** Information given **
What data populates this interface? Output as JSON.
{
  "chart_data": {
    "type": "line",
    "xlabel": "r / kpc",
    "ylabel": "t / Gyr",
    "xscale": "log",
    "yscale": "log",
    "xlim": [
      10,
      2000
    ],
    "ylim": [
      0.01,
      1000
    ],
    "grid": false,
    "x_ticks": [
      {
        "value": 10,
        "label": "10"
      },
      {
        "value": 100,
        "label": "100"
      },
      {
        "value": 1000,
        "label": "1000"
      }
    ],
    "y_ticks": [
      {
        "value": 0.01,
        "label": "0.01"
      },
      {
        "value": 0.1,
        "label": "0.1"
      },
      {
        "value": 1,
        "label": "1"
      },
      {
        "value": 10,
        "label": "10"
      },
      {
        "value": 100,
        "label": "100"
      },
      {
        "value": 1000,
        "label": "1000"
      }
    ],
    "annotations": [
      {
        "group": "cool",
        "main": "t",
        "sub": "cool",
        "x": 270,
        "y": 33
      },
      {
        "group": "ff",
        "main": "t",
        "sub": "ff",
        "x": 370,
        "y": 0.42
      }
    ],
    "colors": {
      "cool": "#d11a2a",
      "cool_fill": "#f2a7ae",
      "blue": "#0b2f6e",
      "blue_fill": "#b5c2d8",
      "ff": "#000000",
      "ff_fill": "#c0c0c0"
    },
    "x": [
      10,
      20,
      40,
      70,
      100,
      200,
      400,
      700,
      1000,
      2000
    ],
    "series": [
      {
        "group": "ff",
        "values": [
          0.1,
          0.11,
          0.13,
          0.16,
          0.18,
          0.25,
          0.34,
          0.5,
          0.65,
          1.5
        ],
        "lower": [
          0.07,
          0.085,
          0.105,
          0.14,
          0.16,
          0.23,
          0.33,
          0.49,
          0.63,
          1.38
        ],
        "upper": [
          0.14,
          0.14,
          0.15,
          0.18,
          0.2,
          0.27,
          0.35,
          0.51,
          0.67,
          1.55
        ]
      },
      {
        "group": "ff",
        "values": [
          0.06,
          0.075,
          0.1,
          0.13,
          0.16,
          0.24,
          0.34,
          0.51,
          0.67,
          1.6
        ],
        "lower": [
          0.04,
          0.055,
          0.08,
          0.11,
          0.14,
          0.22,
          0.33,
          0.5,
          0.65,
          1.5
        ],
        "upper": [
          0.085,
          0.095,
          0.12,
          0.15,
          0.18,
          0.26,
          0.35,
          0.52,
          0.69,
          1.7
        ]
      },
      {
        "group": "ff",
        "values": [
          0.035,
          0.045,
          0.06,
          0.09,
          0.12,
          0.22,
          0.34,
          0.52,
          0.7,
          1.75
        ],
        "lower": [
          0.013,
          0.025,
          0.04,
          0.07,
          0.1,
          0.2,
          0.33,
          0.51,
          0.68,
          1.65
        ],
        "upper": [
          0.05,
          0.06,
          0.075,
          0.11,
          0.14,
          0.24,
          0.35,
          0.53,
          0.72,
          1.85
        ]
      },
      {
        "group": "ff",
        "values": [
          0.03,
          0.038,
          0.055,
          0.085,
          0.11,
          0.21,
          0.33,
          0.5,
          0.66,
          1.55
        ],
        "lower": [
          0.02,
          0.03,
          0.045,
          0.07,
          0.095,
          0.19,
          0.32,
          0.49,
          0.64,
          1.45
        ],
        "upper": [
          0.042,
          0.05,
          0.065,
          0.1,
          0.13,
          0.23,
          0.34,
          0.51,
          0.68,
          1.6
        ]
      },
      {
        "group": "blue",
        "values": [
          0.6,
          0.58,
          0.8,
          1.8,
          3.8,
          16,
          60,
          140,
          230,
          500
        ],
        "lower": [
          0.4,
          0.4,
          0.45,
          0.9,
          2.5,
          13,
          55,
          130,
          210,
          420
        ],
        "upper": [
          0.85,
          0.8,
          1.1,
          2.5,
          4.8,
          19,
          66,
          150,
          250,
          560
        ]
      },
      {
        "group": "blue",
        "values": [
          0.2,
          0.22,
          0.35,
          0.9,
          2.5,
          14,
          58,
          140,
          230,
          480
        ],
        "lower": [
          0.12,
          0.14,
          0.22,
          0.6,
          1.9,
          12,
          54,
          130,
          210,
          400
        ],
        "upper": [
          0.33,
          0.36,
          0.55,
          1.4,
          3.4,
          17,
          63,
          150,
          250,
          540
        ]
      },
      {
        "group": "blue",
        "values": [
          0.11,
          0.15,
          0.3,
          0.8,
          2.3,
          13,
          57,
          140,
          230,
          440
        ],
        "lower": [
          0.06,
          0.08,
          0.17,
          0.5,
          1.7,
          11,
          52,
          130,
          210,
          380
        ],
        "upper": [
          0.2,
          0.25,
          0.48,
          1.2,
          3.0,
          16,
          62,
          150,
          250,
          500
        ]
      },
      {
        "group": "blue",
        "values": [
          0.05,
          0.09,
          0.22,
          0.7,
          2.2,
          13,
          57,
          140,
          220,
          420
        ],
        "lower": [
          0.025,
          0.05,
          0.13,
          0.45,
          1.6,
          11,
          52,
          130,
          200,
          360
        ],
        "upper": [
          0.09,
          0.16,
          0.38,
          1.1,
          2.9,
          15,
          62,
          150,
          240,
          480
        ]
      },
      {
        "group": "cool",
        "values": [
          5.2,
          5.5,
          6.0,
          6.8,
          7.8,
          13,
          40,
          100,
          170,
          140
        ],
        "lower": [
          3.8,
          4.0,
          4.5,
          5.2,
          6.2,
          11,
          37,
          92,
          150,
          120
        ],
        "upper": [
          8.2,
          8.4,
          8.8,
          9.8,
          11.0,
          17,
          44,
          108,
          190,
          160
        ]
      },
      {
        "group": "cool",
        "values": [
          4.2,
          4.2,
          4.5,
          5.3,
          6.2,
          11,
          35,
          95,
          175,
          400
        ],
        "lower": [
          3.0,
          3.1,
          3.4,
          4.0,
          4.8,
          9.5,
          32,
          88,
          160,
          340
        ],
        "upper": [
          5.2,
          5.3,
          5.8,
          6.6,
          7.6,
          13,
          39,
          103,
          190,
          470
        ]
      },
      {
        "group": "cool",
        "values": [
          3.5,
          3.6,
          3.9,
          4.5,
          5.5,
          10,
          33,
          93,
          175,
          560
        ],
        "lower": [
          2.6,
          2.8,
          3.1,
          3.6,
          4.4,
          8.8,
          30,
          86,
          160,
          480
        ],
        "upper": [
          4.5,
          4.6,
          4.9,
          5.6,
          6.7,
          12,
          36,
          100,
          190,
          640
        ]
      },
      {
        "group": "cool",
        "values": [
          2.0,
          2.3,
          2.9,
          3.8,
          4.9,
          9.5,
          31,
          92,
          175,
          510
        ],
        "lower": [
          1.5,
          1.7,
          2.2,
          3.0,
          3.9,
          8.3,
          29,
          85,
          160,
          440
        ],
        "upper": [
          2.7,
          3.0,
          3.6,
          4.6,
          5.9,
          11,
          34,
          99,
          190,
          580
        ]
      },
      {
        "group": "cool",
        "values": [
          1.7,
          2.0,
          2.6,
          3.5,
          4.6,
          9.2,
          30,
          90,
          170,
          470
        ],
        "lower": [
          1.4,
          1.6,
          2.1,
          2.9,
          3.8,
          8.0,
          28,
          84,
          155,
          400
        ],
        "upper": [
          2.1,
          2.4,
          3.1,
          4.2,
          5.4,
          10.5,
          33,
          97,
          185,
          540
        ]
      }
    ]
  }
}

** Problem to work on **
All of the data above should be transcribed exactly.

** Expected output **
What data populates this interface? Output as JSON.
{
  "chart_data": {
    "type": "line",
    "xlabel": "r / kpc",
    "ylabel": "t / Gyr",
    "xscale": "log",
    "yscale": "log",
    "xlim": [
      10,
      2000
    ],
    "ylim": [
      0.01,
      1000
    ],
    "grid": false,
    "x_ticks": [
      {
        "value": 10,
        "label": "10"
      },
      {
        "value": 100,
        "label": "100"
      },
      {
        "value": 1000,
        "label": "1000"
      }
    ],
    "y_ticks": [
      {
        "value": 0.01,
        "label": "0.01"
      },
      {
        "value": 0.1,
        "label": "0.1"
      },
      {
        "value": 1,
        "label": "1"
      },
      {
        "value": 10,
        "label": "10"
      },
      {
        "value": 100,
        "label": "100"
      },
      {
        "value": 1000,
        "label": "1000"
      }
    ],
    "annotations": [
      {
        "group": "cool",
        "main": "t",
        "sub": "cool",
        "x": 270,
        "y": 33
      },
      {
        "group": "ff",
        "main": "t",
        "sub": "ff",
        "x": 370,
        "y": 0.42
      }
    ],
    "colors": {
      "cool": "#d11a2a",
      "cool_fill": "#f2a7ae",
      "blue": "#0b2f6e",
      "blue_fill": "#b5c2d8",
      "ff": "#000000",
      "ff_fill": "#c0c0c0"
    },
    "x": [
      10,
      20,
      40,
      70,
      100,
      200,
      400,
      700,
      1000,
      2000
    ],
    "series": [
      {
        "group": "ff",
        "values": [
          0.1,
          0.11,
          0.13,
          0.16,
          0.18,
          0.25,
          0.34,
          0.5,
          0.65,
          1.5
        ],
        "lower": [
          0.07,
          0.085,
          0.105,
          0.14,
          0.16,
          0.23,
          0.33,
          0.49,
          0.63,
          1.38
        ],
        "upper": [
          0.14,
          0.14,
          0.15,
          0.18,
          0.2,
          0.27,
          0.35,
          0.51,
          0.67,
          1.55
        ]
      },
      {
        "group": "ff",
        "values": [
          0.06,
          0.075,
          0.1,
          0.13,
          0.16,
          0.24,
          0.34,
          0.51,
          0.67,
          1.6
        ],
        "lower": [
          0.04,
          0.055,
          0.08,
          0.11,
          0.14,
          0.22,
          0.33,
          0.5,
          0.65,
          1.5
        ],
        "upper": [
          0.085,
          0.095,
          0.12,
          0.15,
          0.18,
          0.26,
          0.35,
          0.52,
          0.69,
          1.7
        ]
      },
      {
        "group": "ff",
        "values": [
          0.035,
          0.045,
          0.06,
          0.09,
          0.12,
          0.22,
          0.34,
          0.52,
          0.7,
          1.75
        ],
        "lower": [
          0.013,
          0.025,
          0.04,
          0.07,
          0.1,
          0.2,
          0.33,
          0.51,
          0.68,
          1.65
        ],
        "upper": [
          0.05,
          0.06,
          0.075,
          0.11,
          0.14,
          0.24,
          0.35,
          0.53,
          0.72,
          1.85
        ]
      },
      {
        "group": "ff",
        "values": [
          0.03,
          0.038,
          0.055,
          0.085,
          0.11,
          0.21,
          0.33,
          0.5,
          0.66,
          1.55
        ],
        "lower": [
          0.02,
          0.03,
          0.045,
          0.07,
          0.095,
          0.19,
          0.32,
          0.49,
          0.64,
          1.45
        ],
        "upper": [
          0.042,
          0.05,
          0.065,
          0.1,
          0.13,
          0.23,
          0.34,
          0.51,
          0.68,
          1.6
        ]
      },
      {
        "group": "blue",
        "values": [
          0.6,
          0.58,
          0.8,
          1.8,
          3.8,
          16,
          60,
          140,
          230,
          500
        ],
        "lower": [
          0.4,
          0.4,
          0.45,
          0.9,
          2.5,
          13,
          55,
          130,
          210,
          420
        ],
        "upper": [
          0.85,
          0.8,
          1.1,
          2.5,
          4.8,
          19,
          66,
          150,
          250,
          560
        ]
      },
      {
        "group": "blue",
        "values": [
          0.2,
          0.22,
          0.35,
          0.9,
          2.5,
          14,
          58,
          140,
          230,
          480
        ],
        "lower": [
          0.12,
          0.14,
          0.22,
          0.6,
          1.9,
          12,
          54,
          130,
          210,
          400
        ],
        "upper": [
          0.33,
          0.36,
          0.55,
          1.4,
          3.4,
          17,
          63,
          150,
          250,
          540
        ]
      },
      {
        "group": "blue",
        "values": [
          0.11,
          0.15,
          0.3,
          0.8,
          2.3,
          13,
          57,
          140,
          230,
          440
        ],
        "lower": [
          0.06,
          0.08,
          0.17,
          0.5,
          1.7,
          11,
          52,
          130,
          210,
          380
        ],
        "upper": [
          0.2,
          0.25,
          0.48,
          1.2,
          3.0,
          16,
          62,
          150,
          250,
          500
        ]
      },
      {
        "group": "blue",
        "values": [
          0.05,
          0.09,
          0.22,
          0.7,
          2.2,
          13,
          57,
          140,
          220,
          420
        ],
        "lower": [
          0.025,
          0.05,
          0.13,
          0.45,
          1.6,
          11,
          52,
          130,
          200,
          360
        ],
        "upper": [
          0.09,
          0.16,
          0.38,
          1.1,
          2.9,
          15,
          62,
          150,
          240,
          480
        ]
      },
      {
        "group": "cool",
        "values": [
          5.2,
          5.5,
          6.0,
          6.8,
          7.8,
          13,
          40,
          100,
          170,
          140
        ],
        "lower": [
          3.8,
          4.0,
          4.5,
          5.2,
          6.2,
          11,
          37,
          92,
          150,
          120
        ],
        "upper": [
          8.2,
          8.4,
          8.8,
          9.8,
          11.0,
          17,
          44,
          108,
          190,
          160
        ]
      },
      {
        "group": "cool",
        "values": [
          4.2,
          4.2,
          4.5,
          5.3,
          6.2,
          11,
          35,
          95,
          175,
          400
        ],
        "lower": [
          3.0,
          3.1,
          3.4,
          4.0,
          4.8,
          9.5,
          32,
          88,
          160,
          340
        ],
        "upper": [
          5.2,
          5.3,
          5.8,
          6.6,
          7.6,
          13,
          39,
          103,
          190,
          470
        ]
      },
      {
        "group": "cool",
        "values": [
          3.5,
          3.6,
          3.9,
          4.5,
          5.5,
          10,
          33,
          93,
          175,
          560
        ],
        "lower": [
          2.6,
          2.8,
          3.1,
          3.6,
          4.4,
          8.8,
          30,
          86,
          160,
          480
        ],
        "upper": [
          4.5,
          4.6,
          4.9,
          5.6,
          6.7,
          12,
          36,
          100,
          190,
          640
        ]
      },
      {
        "group": "cool",
        "values": [
          2.0,
          2.3,
          2.9,
          3.8,
          4.9,
          9.5,
          31,
          92,
          175,
          510
        ],
        "lower": [
          1.5,
          1.7,
          2.2,
          3.0,
          3.9,
          8.3,
          29,
          85,
          160,
          440
        ],
        "upper": [
          2.7,
          3.0,
          3.6,
          4.6,
          5.9,
          11,
          34,
          99,
          190,
          580
        ]
      },
      {
        "group": "cool",
        "values": [
          1.7,
          2.0,
          2.6,
          3.5,
          4.6,
          9.2,
          30,
          90,
          170,
          470
        ],
        "lower": [
          1.4,
          1.6,
          2.1,
          2.9,
          3.8,
          8.0,
          28,
          84,
          155,
          400
        ],
        "upper": [
          2.1,
          2.4,
          3.1,
          4.2,
          5.4,
          10.5,
          33,
          97,
          185,
          540
        ]
      }
    ]
  }
}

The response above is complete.